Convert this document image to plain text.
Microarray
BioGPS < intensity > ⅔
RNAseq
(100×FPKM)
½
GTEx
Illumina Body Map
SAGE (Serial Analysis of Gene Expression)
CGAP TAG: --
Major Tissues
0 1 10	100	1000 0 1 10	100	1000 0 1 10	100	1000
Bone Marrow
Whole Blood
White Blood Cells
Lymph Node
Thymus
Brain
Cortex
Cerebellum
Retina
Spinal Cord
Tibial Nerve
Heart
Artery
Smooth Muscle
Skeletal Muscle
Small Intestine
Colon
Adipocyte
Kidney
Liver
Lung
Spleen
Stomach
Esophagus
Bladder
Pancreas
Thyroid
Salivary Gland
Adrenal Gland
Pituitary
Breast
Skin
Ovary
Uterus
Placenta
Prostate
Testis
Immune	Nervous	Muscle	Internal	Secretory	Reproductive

§ What you will do
Write the whole listing out again. Keep every line exactly as it is.

§ Written answer
Convert this document image to plain text.
Microarray
BioGPS < intensity > ⅔
RNAseq
(100×FPKM)
½
GTEx
Illumina Body Map
SAGE (Serial Analysis of Gene Expression)
CGAP TAG: --
Major Tissues
0 1 10	100	1000 0 1 10	100	1000 0 1 10	100	1000
Bone Marrow
Whole Blood
White Blood Cells
Lymph Node
Thymus
Brain
Cortex
Cerebellum
Retina
Spinal Cord
Tibial Nerve
Heart
Artery
Smooth Muscle
Skeletal Muscle
Small Intestine
Colon
Adipocyte
Kidney
Liver
Lung
Spleen
Stomach
Esophagus
Bladder
Pancreas
Thyroid
Salivary Gland
Adrenal Gland
Pituitary
Breast
Skin
Ovary
Uterus
Placenta
Prostate
Testis
Immune	Nervous	Muscle	Internal	Secretory	Reproductive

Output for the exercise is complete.